EXTRACTED ENTRIES:
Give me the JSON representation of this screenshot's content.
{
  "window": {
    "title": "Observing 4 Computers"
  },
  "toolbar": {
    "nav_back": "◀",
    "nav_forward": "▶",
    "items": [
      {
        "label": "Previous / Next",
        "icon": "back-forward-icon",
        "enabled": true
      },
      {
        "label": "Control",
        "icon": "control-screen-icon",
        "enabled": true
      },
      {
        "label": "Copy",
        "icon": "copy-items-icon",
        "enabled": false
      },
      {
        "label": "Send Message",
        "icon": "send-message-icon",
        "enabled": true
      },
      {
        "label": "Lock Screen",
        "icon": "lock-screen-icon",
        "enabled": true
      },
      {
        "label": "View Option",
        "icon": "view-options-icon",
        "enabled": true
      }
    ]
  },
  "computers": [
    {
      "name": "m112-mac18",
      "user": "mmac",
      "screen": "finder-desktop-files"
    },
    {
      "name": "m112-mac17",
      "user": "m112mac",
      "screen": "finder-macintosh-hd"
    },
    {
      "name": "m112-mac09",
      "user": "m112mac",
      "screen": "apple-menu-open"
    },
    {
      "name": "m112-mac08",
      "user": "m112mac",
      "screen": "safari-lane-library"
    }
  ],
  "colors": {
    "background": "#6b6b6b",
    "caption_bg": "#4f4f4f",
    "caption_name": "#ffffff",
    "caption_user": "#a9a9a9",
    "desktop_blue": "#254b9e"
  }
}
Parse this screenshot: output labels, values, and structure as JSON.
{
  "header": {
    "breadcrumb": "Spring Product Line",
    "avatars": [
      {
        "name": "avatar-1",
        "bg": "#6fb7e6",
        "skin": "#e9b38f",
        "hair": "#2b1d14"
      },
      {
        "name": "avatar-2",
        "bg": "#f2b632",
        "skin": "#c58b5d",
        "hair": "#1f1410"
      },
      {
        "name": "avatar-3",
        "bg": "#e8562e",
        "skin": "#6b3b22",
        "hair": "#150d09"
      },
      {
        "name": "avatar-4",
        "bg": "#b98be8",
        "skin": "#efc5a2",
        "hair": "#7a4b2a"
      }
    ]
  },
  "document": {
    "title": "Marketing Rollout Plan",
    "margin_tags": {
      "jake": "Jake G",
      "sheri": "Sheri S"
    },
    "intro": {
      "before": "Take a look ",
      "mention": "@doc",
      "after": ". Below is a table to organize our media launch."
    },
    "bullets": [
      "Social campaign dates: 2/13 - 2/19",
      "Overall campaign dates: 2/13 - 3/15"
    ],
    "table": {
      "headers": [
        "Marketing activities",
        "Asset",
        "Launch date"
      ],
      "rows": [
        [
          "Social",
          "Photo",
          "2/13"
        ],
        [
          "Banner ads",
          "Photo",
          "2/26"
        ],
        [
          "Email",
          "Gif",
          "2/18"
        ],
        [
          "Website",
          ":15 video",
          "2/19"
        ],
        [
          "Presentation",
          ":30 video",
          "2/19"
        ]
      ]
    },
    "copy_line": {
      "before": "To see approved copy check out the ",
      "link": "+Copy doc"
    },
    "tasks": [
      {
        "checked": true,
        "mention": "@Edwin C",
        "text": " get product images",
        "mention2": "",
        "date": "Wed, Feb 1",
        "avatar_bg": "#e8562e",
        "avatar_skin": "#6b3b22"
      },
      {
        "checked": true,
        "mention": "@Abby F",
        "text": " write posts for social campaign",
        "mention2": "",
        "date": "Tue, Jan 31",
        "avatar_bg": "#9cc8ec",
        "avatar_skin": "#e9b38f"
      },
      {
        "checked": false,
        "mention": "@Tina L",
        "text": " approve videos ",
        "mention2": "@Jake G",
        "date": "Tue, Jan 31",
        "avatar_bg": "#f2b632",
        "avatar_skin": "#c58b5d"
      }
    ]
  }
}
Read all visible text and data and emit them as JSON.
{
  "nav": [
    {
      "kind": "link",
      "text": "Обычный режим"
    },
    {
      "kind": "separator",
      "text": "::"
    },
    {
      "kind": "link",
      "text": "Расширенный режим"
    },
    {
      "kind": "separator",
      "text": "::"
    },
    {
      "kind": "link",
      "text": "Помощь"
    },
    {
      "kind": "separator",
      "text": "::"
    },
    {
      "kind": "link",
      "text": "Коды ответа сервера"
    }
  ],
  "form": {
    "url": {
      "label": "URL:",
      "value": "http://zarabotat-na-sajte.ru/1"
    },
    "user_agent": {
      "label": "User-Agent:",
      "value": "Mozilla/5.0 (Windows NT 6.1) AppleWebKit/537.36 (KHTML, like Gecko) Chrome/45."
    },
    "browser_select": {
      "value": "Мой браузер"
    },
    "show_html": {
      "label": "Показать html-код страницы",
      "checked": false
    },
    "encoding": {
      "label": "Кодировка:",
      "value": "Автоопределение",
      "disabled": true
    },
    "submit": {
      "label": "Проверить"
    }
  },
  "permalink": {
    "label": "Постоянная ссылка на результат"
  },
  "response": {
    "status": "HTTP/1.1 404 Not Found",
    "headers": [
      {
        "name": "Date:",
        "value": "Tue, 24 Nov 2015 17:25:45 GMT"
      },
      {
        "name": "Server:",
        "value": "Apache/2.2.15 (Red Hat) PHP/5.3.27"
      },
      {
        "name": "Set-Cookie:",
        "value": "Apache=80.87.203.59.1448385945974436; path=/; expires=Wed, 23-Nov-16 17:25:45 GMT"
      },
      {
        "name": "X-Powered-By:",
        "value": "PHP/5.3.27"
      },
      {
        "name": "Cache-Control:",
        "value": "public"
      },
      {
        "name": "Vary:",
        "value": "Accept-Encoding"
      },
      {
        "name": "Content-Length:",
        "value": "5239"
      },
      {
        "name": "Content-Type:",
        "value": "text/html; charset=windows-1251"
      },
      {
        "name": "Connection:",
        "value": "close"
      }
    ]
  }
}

YOUR OBJECTIVE: Collect the lines of the records that include the string "table".

SOLUTION TO THIS PROBLEM:
      "after": ". Below is a table to organize our media launch."
    "table": {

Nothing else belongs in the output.